===== Dataset

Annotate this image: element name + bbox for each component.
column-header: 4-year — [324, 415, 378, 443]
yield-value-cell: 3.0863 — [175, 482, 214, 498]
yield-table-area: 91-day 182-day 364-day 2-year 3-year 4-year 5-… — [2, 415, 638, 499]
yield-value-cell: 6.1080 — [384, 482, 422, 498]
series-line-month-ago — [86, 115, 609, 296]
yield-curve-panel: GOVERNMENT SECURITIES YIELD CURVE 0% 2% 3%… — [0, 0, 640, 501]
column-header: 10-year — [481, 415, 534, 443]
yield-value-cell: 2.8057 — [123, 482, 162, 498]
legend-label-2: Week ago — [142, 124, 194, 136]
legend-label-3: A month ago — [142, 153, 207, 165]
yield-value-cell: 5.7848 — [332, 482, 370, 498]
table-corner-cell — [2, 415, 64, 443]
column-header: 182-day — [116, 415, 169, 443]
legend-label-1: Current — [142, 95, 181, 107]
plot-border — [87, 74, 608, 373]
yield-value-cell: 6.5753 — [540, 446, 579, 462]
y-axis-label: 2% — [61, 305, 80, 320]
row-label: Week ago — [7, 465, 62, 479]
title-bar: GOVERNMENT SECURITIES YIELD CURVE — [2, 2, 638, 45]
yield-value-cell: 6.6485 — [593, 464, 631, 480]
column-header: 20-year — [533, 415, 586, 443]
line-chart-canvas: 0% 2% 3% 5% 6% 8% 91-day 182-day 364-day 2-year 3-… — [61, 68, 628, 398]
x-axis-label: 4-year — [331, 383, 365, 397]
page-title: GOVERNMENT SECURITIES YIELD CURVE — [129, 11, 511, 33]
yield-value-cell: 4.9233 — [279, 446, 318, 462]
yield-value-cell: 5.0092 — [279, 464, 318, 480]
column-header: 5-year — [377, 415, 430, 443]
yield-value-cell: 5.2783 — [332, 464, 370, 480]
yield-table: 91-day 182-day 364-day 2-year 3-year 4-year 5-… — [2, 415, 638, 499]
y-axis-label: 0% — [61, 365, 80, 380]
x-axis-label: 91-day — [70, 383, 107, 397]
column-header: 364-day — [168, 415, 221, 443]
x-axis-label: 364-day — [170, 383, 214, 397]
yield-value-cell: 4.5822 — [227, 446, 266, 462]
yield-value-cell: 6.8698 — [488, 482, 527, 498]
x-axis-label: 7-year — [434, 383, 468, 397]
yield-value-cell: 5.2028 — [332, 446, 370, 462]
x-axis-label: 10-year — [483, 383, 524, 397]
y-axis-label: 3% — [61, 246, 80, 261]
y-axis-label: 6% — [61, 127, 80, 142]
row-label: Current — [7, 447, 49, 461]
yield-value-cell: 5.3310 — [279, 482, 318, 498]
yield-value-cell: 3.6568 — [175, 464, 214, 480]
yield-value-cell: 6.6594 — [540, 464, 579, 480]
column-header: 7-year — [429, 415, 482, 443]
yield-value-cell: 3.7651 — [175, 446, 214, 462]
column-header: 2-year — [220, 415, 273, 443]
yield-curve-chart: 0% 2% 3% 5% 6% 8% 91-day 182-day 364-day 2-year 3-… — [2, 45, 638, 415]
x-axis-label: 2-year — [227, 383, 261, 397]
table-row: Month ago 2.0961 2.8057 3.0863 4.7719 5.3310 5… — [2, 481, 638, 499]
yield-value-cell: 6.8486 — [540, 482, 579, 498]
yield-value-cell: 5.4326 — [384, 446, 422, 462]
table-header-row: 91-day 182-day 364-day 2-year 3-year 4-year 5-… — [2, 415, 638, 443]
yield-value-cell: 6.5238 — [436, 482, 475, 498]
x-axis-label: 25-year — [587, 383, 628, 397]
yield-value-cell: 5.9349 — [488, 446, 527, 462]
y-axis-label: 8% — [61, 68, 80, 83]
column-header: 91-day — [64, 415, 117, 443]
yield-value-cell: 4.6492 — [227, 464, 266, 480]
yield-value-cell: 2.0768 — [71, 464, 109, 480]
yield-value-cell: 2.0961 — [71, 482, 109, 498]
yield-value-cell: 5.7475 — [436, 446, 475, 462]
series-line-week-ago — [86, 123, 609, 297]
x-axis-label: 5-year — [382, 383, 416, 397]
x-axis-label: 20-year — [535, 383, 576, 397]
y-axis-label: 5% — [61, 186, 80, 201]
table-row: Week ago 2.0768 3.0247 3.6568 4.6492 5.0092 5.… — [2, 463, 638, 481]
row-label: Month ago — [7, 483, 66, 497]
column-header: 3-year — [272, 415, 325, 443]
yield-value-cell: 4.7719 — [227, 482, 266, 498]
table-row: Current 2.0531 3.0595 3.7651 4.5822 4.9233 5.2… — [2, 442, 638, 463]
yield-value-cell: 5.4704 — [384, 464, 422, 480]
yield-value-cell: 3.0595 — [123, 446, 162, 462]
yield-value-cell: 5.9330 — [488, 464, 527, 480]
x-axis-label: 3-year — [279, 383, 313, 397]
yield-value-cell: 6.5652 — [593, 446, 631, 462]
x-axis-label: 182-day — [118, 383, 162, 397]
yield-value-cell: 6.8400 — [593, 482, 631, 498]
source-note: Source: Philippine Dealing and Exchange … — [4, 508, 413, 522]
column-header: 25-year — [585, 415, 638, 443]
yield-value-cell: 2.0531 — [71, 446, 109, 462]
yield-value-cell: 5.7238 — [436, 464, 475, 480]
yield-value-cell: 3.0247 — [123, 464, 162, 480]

==========

Please arrange every line of the listing above as a JSON list of strings, one string per line, with blank lines left out.

Final result:
[
  "Annotate this image: element name + bbox for each component.",
  "column-header: 4-year — [324, 415, 378, 443]",
  "yield-value-cell: 3.0863 — [175, 482, 214, 498]",
  "yield-table-area: 91-day 182-day 364-day 2-year 3-year 4-year 5-… — [2, 415, 638, 499]",
  "yield-value-cell: 6.1080 — [384, 482, 422, 498]",
  "series-line-month-ago — [86, 115, 609, 296]",
  "yield-curve-panel: GOVERNMENT SECURITIES YIELD CURVE 0% 2% 3%… — [0, 0, 640, 501]",
  "column-header: 10-year — [481, 415, 534, 443]",
  "yield-value-cell: 2.8057 — [123, 482, 162, 498]",
  "legend-label-2: Week ago — [142, 124, 194, 136]",
  "legend-label-3: A month ago — [142, 153, 207, 165]",
  "yield-value-cell: 5.7848 — [332, 482, 370, 498]",
  "table-corner-cell — [2, 415, 64, 443]",
  "column-header: 182-day — [116, 415, 169, 443]",
  "legend-label-1: Current — [142, 95, 181, 107]",
  "plot-border — [87, 74, 608, 373]",
  "yield-value-cell: 6.5753 — [540, 446, 579, 462]",
  "y-axis-label: 2% — [61, 305, 80, 320]",
  "row-label: Week ago — [7, 465, 62, 479]",
  "title-bar: GOVERNMENT SECURITIES YIELD CURVE — [2, 2, 638, 45]",
  "yield-value-cell: 6.6485 — [593, 464, 631, 480]",
  "column-header: 20-year — [533, 415, 586, 443]",
  "line-chart-canvas: 0% 2% 3% 5% 6% 8% 91-day 182-day 364-day 2-year 3-… — [61, 68, 628, 398]",
  "x-axis-label: 4-year — [331, 383, 365, 397]",
  "page-title: GOVERNMENT SECURITIES YIELD CURVE — [129, 11, 511, 33]",
  "yield-value-cell: 4.9233 — [279, 446, 318, 462]",
  "yield-value-cell: 5.0092 — [279, 464, 318, 480]",
  "column-header: 5-year — [377, 415, 430, 443]",
  "yield-value-cell: 5.2783 — [332, 464, 370, 480]",
  "yield-table: 91-day 182-day 364-day 2-year 3-year 4-year 5-… — [2, 415, 638, 499]",
  "y-axis-label: 0% — [61, 365, 80, 380]",
  "x-axis-label: 91-day — [70, 383, 107, 397]",
  "column-header: 364-day — [168, 415, 221, 443]",
  "x-axis-label: 364-day — [170, 383, 214, 397]",
  "yield-value-cell: 4.5822 — [227, 446, 266, 462]",
  "yield-value-cell: 6.8698 — [488, 482, 527, 498]",
  "x-axis-label: 7-year — [434, 383, 468, 397]",
  "yield-value-cell: 5.2028 — [332, 446, 370, 462]",
  "x-axis-label: 10-year — [483, 383, 524, 397]",
  "y-axis-label: 3% — [61, 246, 80, 261]",
  "y-axis-label: 6% — [61, 127, 80, 142]",
  "row-label: Current — [7, 447, 49, 461]",
  "yield-value-cell: 5.3310 — [279, 482, 318, 498]",
  "yield-value-cell: 3.6568 — [175, 464, 214, 480]",
  "yield-value-cell: 6.6594 — [540, 464, 579, 480]",
  "column-header: 7-year — [429, 415, 482, 443]",
  "yield-value-cell: 3.7651 — [175, 446, 214, 462]",
  "column-header: 2-year — [220, 415, 273, 443]",
  "yield-curve-chart: 0% 2% 3% 5% 6% 8% 91-day 182-day 364-day 2-year 3-… — [2, 45, 638, 415]",
  "x-axis-label: 2-year — [227, 383, 261, 397]",
  "table-row: Month ago 2.0961 2.8057 3.0863 4.7719 5.3310 5… — [2, 481, 638, 499]",
  "yield-value-cell: 6.8486 — [540, 482, 579, 498]",
  "yield-value-cell: 5.4326 — [384, 446, 422, 462]",
  "table-header-row: 91-day 182-day 364-day 2-year 3-year 4-year 5-… — [2, 415, 638, 443]",
  "yield-value-cell: 6.5238 — [436, 482, 475, 498]",
  "x-axis-label: 25-year — [587, 383, 628, 397]",
  "yield-value-cell: 5.9349 — [488, 446, 527, 462]",
  "y-axis-label: 8% — [61, 68, 80, 83]",
  "column-header: 91-day — [64, 415, 117, 443]",
  "yield-value-cell: 4.6492 — [227, 464, 266, 480]",
  "yield-value-cell: 2.0768 — [71, 464, 109, 480]",
  "yield-value-cell: 2.0961 — [71, 482, 109, 498]",
  "yield-value-cell: 5.7475 — [436, 446, 475, 462]",
  "series-line-week-ago — [86, 123, 609, 297]",
  "x-axis-label: 5-year — [382, 383, 416, 397]",
  "x-axis-label: 20-year — [535, 383, 576, 397]",
  "y-axis-label: 5% — [61, 186, 80, 201]",
  "table-row: Week ago 2.0768 3.0247 3.6568 4.6492 5.0092 5.… — [2, 463, 638, 481]",
  "row-label: Month ago — [7, 483, 66, 497]",
  "column-header: 3-year — [272, 415, 325, 443]",
  "yield-value-cell: 4.7719 — [227, 482, 266, 498]",
  "table-row: Current 2.0531 3.0595 3.7651 4.5822 4.9233 5.2… — [2, 442, 638, 463]",
  "yield-value-cell: 5.4704 — [384, 464, 422, 480]",
  "yield-value-cell: 3.0595 — [123, 446, 162, 462]",
  "yield-value-cell: 5.9330 — [488, 464, 527, 480]",
  "x-axis-label: 3-year — [279, 383, 313, 397]",
  "yield-value-cell: 6.5652 — [593, 446, 631, 462]",
  "x-axis-label: 182-day — [118, 383, 162, 397]",
  "yield-value-cell: 6.8400 — [593, 482, 631, 498]",
  "source-note: Source: Philippine Dealing and Exchange … — [4, 508, 413, 522]",
  "column-header: 25-year — [585, 415, 638, 443]",
  "yield-value-cell: 2.0531 — [71, 446, 109, 462]",
  "yield-value-cell: 5.7238 — [436, 464, 475, 480]",
  "yield-value-cell: 3.0247 — [123, 464, 162, 480]"
]